** Materials provided follows **

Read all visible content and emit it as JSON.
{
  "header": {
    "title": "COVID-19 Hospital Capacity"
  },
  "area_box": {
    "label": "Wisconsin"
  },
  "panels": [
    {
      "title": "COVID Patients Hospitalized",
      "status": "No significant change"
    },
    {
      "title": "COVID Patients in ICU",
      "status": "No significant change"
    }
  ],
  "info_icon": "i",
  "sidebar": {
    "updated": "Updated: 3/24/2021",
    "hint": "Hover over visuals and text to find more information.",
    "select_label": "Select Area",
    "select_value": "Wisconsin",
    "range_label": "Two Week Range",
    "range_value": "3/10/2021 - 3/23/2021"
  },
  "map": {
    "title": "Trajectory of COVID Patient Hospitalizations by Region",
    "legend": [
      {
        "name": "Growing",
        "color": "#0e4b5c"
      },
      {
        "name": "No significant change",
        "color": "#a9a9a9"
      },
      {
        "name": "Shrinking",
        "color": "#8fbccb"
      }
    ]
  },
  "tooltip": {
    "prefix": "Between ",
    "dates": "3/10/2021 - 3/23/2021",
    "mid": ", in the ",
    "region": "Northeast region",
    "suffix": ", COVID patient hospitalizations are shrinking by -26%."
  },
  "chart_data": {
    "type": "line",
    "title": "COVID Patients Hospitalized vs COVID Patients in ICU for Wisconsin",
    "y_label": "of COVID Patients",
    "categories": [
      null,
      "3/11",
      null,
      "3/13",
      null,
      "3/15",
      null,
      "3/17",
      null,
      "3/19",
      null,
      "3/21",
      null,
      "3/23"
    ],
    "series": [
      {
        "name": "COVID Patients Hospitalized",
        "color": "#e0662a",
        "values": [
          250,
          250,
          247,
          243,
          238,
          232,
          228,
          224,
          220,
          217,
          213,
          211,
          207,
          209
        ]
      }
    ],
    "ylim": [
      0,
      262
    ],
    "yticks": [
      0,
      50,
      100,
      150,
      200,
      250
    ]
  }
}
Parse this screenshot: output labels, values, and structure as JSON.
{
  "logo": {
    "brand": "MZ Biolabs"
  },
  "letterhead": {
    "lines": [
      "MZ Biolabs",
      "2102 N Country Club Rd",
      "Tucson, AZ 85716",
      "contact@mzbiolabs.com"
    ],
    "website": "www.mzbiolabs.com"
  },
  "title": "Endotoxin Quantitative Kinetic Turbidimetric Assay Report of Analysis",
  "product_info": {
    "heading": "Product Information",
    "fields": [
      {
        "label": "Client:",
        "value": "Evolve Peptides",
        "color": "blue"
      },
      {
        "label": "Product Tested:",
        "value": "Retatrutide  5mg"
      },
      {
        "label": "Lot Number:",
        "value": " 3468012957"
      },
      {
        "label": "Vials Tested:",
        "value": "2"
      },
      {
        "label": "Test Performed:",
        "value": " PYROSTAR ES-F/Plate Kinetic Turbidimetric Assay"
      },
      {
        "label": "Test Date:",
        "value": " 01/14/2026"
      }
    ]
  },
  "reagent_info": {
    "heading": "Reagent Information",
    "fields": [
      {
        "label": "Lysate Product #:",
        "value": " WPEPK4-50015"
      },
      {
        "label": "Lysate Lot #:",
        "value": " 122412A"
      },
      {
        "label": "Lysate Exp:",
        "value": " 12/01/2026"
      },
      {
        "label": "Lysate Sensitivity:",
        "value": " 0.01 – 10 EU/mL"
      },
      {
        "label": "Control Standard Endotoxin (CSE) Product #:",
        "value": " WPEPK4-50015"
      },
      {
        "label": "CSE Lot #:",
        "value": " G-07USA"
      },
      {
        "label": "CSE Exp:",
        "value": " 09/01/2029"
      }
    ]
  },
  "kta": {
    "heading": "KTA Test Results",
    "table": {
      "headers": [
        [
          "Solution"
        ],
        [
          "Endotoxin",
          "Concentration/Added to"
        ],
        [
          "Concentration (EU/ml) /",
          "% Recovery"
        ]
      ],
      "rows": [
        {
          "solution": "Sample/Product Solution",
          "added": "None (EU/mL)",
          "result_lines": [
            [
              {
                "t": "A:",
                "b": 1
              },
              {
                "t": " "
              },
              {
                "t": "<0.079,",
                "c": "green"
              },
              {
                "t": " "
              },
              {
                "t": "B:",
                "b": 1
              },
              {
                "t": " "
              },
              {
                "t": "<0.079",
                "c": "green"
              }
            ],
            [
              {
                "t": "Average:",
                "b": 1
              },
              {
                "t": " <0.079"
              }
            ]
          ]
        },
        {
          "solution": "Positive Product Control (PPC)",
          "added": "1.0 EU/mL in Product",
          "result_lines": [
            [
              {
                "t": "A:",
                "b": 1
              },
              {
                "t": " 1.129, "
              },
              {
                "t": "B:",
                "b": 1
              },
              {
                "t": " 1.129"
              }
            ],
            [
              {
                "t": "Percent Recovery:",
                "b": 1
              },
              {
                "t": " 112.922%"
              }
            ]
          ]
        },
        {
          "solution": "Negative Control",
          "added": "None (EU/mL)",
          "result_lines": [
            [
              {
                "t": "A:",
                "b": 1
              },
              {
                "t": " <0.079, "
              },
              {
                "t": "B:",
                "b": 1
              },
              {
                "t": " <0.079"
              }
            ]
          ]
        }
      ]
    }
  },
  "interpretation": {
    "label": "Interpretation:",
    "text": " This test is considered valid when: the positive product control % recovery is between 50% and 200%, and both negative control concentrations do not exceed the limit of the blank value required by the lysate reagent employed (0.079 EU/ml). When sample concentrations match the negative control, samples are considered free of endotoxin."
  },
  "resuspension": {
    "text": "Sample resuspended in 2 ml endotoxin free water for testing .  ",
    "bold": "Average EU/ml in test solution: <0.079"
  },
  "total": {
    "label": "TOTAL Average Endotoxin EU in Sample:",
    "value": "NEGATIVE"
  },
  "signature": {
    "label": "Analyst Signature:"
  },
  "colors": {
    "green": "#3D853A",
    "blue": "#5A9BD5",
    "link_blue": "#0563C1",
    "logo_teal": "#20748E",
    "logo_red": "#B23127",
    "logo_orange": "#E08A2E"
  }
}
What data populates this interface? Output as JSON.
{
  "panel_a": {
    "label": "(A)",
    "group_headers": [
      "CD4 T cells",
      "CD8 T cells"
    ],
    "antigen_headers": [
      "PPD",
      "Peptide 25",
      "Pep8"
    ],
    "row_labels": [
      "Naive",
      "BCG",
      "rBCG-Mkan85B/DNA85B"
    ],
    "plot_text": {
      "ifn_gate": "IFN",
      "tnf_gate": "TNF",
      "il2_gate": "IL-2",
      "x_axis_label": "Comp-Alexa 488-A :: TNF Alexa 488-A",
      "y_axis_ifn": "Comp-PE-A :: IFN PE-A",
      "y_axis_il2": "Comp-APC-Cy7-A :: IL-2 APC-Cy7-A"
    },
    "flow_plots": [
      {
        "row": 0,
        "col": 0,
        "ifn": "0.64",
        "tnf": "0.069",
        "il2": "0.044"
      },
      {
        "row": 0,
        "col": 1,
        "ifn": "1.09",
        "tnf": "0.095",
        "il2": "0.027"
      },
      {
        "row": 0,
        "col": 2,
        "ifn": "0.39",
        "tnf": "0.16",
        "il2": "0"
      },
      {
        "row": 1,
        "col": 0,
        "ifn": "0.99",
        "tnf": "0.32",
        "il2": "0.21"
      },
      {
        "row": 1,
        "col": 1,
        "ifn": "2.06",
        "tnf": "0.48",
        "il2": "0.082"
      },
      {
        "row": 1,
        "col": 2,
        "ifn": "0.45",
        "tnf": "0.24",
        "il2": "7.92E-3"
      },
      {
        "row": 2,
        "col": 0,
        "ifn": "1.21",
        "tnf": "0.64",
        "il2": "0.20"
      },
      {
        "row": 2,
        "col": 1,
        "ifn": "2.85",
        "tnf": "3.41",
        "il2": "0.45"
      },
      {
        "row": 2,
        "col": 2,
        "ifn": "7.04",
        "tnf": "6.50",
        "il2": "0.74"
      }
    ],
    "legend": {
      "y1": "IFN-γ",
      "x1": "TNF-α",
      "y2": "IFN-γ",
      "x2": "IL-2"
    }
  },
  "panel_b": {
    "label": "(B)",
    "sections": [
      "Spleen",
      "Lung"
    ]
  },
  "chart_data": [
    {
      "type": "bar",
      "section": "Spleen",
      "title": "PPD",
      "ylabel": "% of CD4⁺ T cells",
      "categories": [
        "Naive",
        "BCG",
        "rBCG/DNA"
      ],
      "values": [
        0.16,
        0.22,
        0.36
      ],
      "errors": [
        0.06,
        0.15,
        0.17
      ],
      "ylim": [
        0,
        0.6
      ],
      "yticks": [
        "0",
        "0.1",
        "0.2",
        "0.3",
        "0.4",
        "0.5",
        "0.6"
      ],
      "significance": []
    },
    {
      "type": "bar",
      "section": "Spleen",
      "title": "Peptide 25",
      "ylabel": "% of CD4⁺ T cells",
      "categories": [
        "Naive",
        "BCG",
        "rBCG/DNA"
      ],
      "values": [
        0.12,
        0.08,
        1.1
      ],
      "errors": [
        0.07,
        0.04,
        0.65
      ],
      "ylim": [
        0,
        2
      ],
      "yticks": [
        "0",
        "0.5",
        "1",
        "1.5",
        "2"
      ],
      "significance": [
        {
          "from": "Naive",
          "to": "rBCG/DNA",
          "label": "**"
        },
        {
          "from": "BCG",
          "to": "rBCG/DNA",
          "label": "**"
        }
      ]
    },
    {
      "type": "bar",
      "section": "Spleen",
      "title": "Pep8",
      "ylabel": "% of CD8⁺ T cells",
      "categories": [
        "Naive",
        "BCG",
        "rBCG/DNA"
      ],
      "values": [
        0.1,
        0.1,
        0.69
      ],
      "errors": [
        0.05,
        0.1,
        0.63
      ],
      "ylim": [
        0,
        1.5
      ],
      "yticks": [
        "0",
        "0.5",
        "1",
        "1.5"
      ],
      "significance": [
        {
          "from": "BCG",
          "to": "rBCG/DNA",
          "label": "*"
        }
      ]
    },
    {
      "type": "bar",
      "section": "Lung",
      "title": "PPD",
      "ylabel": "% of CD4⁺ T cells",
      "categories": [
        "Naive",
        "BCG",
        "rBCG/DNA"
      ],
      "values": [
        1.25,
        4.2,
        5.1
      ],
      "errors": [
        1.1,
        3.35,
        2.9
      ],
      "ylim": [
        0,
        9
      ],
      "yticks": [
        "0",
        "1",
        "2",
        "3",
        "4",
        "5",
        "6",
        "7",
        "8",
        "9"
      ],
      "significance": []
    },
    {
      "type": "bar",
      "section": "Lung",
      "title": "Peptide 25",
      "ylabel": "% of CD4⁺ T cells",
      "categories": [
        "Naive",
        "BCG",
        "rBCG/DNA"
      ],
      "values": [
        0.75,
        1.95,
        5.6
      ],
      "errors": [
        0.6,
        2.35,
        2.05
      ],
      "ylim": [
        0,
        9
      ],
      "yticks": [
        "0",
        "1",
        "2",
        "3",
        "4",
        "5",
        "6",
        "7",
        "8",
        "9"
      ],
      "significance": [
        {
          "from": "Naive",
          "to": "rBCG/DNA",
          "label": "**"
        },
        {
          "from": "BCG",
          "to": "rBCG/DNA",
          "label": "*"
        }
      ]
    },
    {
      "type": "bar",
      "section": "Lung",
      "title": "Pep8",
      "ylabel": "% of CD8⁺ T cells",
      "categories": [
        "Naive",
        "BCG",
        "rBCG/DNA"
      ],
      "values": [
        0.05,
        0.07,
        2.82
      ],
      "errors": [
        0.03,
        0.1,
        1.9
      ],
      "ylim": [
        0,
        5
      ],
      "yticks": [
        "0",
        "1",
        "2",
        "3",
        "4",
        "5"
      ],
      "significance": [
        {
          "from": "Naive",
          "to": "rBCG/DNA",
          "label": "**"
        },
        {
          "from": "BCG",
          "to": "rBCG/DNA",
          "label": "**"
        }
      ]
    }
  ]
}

** End of Materials provided **

Description of the task — Across the entries above, find each line with the word "Average" and please copy it out.

Task result —
                "t": "Average:",
    "bold": "Average EU/ml in test solution: <0.079"
    "label": "TOTAL Average Endotoxin EU in Sample:",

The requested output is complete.